→ **RECORDS SHOWN**

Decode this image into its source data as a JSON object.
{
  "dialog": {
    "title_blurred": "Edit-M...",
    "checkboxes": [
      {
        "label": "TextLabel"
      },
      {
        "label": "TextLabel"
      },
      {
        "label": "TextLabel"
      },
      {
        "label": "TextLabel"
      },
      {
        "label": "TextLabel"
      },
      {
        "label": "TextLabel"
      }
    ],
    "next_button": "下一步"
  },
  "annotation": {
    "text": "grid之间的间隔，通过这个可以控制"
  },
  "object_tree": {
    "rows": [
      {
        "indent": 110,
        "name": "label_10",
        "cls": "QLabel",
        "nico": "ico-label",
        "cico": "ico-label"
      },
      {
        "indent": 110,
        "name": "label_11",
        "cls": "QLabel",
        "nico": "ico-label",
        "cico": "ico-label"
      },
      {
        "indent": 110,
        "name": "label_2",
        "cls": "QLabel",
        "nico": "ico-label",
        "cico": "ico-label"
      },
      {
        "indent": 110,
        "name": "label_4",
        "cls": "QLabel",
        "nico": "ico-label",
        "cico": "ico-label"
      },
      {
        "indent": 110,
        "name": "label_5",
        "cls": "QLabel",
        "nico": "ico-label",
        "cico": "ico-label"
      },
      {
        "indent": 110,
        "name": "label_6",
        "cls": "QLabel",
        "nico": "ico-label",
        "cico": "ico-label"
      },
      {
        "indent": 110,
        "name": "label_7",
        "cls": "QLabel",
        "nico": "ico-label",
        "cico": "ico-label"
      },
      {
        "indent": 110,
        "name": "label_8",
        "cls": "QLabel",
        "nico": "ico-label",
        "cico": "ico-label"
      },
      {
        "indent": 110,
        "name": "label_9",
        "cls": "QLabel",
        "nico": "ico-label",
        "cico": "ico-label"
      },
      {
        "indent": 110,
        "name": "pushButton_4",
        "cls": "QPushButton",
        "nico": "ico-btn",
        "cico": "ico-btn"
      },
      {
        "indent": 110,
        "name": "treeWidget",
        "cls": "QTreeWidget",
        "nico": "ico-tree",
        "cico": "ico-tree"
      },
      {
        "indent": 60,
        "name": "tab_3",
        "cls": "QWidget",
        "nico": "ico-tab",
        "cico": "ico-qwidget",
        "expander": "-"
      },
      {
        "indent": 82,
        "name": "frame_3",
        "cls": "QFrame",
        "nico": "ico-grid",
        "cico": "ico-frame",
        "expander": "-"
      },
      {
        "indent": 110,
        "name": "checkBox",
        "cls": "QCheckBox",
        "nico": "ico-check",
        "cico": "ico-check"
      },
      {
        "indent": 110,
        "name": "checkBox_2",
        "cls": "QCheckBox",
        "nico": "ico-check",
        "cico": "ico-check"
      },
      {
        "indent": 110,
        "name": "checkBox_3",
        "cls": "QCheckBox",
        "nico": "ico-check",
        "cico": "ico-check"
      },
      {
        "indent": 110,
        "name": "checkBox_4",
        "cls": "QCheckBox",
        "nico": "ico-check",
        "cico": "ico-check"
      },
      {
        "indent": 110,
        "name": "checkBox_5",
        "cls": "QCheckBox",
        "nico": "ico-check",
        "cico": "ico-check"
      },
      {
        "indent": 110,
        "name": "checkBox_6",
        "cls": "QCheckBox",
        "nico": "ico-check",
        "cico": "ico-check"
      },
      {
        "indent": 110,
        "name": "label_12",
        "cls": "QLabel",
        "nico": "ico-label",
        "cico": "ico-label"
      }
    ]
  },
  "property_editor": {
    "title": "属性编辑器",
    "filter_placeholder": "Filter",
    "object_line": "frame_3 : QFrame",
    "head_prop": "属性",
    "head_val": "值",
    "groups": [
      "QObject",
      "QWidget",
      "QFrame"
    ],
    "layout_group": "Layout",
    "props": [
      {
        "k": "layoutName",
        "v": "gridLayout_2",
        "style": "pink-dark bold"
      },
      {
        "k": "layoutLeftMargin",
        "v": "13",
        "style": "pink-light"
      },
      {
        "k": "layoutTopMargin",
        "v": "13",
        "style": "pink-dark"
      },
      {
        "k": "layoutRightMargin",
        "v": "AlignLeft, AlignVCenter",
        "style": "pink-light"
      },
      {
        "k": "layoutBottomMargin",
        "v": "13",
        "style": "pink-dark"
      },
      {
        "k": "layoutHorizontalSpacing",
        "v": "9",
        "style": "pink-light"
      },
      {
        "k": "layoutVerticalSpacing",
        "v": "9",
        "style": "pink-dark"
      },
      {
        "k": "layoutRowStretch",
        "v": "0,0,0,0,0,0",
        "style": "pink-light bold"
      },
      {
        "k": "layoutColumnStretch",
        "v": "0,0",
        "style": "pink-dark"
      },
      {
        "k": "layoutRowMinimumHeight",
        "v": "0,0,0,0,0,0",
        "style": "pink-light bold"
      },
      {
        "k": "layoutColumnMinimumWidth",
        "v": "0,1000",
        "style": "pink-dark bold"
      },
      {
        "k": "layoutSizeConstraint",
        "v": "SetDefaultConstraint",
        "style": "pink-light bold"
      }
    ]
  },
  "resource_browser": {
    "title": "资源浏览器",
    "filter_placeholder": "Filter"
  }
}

→ **WHAT THE TASK REQUIRES**
Every entry must be output again, exactly as written above.

→ **THE ANSWER**
Decode this image into its source data as a JSON object.
{
  "dialog": {
    "title_blurred": "Edit-M...",
    "checkboxes": [
      {
        "label": "TextLabel"
      },
      {
        "label": "TextLabel"
      },
      {
        "label": "TextLabel"
      },
      {
        "label": "TextLabel"
      },
      {
        "label": "TextLabel"
      },
      {
        "label": "TextLabel"
      }
    ],
    "next_button": "下一步"
  },
  "annotation": {
    "text": "grid之间的间隔，通过这个可以控制"
  },
  "object_tree": {
    "rows": [
      {
        "indent": 110,
        "name": "label_10",
        "cls": "QLabel",
        "nico": "ico-label",
        "cico": "ico-label"
      },
      {
        "indent": 110,
        "name": "label_11",
        "cls": "QLabel",
        "nico": "ico-label",
        "cico": "ico-label"
      },
      {
        "indent": 110,
        "name": "label_2",
        "cls": "QLabel",
        "nico": "ico-label",
        "cico": "ico-label"
      },
      {
        "indent": 110,
        "name": "label_4",
        "cls": "QLabel",
        "nico": "ico-label",
        "cico": "ico-label"
      },
      {
        "indent": 110,
        "name": "label_5",
        "cls": "QLabel",
        "nico": "ico-label",
        "cico": "ico-label"
      },
      {
        "indent": 110,
        "name": "label_6",
        "cls": "QLabel",
        "nico": "ico-label",
        "cico": "ico-label"
      },
      {
        "indent": 110,
        "name": "label_7",
        "cls": "QLabel",
        "nico": "ico-label",
        "cico": "ico-label"
      },
      {
        "indent": 110,
        "name": "label_8",
        "cls": "QLabel",
        "nico": "ico-label",
        "cico": "ico-label"
      },
      {
        "indent": 110,
        "name": "label_9",
        "cls": "QLabel",
        "nico": "ico-label",
        "cico": "ico-label"
      },
      {
        "indent": 110,
        "name": "pushButton_4",
        "cls": "QPushButton",
        "nico": "ico-btn",
        "cico": "ico-btn"
      },
      {
        "indent": 110,
        "name": "treeWidget",
        "cls": "QTreeWidget",
        "nico": "ico-tree",
        "cico": "ico-tree"
      },
      {
        "indent": 60,
        "name": "tab_3",
        "cls": "QWidget",
        "nico": "ico-tab",
        "cico": "ico-qwidget",
        "expander": "-"
      },
      {
        "indent": 82,
        "name": "frame_3",
        "cls": "QFrame",
        "nico": "ico-grid",
        "cico": "ico-frame",
        "expander": "-"
      },
      {
        "indent": 110,
        "name": "checkBox",
        "cls": "QCheckBox",
        "nico": "ico-check",
        "cico": "ico-check"
      },
      {
        "indent": 110,
        "name": "checkBox_2",
        "cls": "QCheckBox",
        "nico": "ico-check",
        "cico": "ico-check"
      },
      {
        "indent": 110,
        "name": "checkBox_3",
        "cls": "QCheckBox",
        "nico": "ico-check",
        "cico": "ico-check"
      },
      {
        "indent": 110,
        "name": "checkBox_4",
        "cls": "QCheckBox",
        "nico": "ico-check",
        "cico": "ico-check"
      },
      {
        "indent": 110,
        "name": "checkBox_5",
        "cls": "QCheckBox",
        "nico": "ico-check",
        "cico": "ico-check"
      },
      {
        "indent": 110,
        "name": "checkBox_6",
        "cls": "QCheckBox",
        "nico": "ico-check",
        "cico": "ico-check"
      },
      {
        "indent": 110,
        "name": "label_12",
        "cls": "QLabel",
        "nico": "ico-label",
        "cico": "ico-label"
      }
    ]
  },
  "property_editor": {
    "title": "属性编辑器",
    "filter_placeholder": "Filter",
    "object_line": "frame_3 : QFrame",
    "head_prop": "属性",
    "head_val": "值",
    "groups": [
      "QObject",
      "QWidget",
      "QFrame"
    ],
    "layout_group": "Layout",
    "props": [
      {
        "k": "layoutName",
        "v": "gridLayout_2",
        "style": "pink-dark bold"
      },
      {
        "k": "layoutLeftMargin",
        "v": "13",
        "style": "pink-light"
      },
      {
        "k": "layoutTopMargin",
        "v": "13",
        "style": "pink-dark"
      },
      {
        "k": "layoutRightMargin",
        "v": "AlignLeft, AlignVCenter",
        "style": "pink-light"
      },
      {
        "k": "layoutBottomMargin",
        "v": "13",
        "style": "pink-dark"
      },
      {
        "k": "layoutHorizontalSpacing",
        "v": "9",
        "style": "pink-light"
      },
      {
        "k": "layoutVerticalSpacing",
        "v": "9",
        "style": "pink-dark"
      },
      {
        "k": "layoutRowStretch",
        "v": "0,0,0,0,0,0",
        "style": "pink-light bold"
      },
      {
        "k": "layoutColumnStretch",
        "v": "0,0",
        "style": "pink-dark"
      },
      {
        "k": "layoutRowMinimumHeight",
        "v": "0,0,0,0,0,0",
        "style": "pink-light bold"
      },
      {
        "k": "layoutColumnMinimumWidth",
        "v": "0,1000",
        "style": "pink-dark bold"
      },
      {
        "k": "layoutSizeConstraint",
        "v": "SetDefaultConstraint",
        "style": "pink-light bold"
      }
    ]
  },
  "resource_browser": {
    "title": "资源浏览器",
    "filter_placeholder": "Filter"
  }
}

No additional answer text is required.